Un evento de esa importancia histórica debió ser el estreno del año 1997; engalanar cada 16 de enero, hasta el cumplimiento final, la cual era apenas un punto de partida. Pero no, algo así le hubiera dado un nivel de importancia a la firma del Acuerdo Final de Paz Firme y Duradera, que seguramente algunos no tenían, desde entonces, ningún genuino interés en darle.

No obstante, como decía, el 29 de diciembre de 1996, miles de nosotros llenamos la Plaza. Hubiéramos sufrido o no directamente la violencia de la guerra; ese día, todos los guatemaltecos sacamos a pasear los sueños guarecidos por tantos años dentro del corazón.

Para muchos, la Firma de la Paz significó tomar decisiones de vida, de esas que le cambian a uno de tajo el rumbo previsto: para unos, la posibilidad de volver a su país, luego de años de exilio. Para los que debieron sobrevivir en las peores condiciones en las montañas, o guarecidos por la solidaridad de nuestros vecinos, vislumbrar el retorno y el reasentamiento. Para mí significó exactamente lo contrario: decidir no irme, justo cuando la vida me estaba proponiendo otros horizontes, echar raíces en otros lares.

DESCRIPCIÓN DE LA TAREA: Según el fragmento sobre la Firma de la Paz, ¿en qué fecha llenaron la Plaza miles de guatemaltecos?

CONTENIDO DE DATOS:
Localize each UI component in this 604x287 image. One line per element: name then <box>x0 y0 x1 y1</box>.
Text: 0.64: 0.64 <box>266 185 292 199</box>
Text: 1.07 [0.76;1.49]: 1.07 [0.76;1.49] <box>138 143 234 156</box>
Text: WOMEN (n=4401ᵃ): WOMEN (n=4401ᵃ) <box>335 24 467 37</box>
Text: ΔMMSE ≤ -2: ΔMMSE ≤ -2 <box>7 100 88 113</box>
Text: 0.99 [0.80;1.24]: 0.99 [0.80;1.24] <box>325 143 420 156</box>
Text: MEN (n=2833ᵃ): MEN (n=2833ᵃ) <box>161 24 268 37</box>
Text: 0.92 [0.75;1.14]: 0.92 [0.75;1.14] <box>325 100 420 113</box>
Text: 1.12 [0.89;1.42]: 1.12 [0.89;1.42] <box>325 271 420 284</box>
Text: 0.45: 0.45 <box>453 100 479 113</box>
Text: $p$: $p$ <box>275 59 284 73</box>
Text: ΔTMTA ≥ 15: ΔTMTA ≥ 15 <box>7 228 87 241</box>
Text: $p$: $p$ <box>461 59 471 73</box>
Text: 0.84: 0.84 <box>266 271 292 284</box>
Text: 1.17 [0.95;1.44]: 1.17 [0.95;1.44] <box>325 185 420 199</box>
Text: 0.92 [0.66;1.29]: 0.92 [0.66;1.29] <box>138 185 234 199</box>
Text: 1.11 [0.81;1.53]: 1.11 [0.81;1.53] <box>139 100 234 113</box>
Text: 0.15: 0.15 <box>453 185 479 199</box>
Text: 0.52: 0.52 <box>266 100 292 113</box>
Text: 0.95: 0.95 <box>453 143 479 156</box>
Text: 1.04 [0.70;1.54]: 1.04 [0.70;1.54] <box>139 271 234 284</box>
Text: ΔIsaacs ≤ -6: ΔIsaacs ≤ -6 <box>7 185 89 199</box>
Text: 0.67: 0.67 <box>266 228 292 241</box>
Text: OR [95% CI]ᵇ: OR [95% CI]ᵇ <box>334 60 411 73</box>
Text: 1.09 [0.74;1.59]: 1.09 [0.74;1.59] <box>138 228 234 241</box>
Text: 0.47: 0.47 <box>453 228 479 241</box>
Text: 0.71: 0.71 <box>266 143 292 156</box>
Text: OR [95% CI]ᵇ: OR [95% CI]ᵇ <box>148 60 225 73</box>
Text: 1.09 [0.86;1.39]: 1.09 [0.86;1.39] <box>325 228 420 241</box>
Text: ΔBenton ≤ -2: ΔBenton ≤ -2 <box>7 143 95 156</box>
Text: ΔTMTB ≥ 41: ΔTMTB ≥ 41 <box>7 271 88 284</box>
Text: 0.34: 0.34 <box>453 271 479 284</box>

RESPUESTA AL EJERCICIO: El 29 de diciembre de 1996.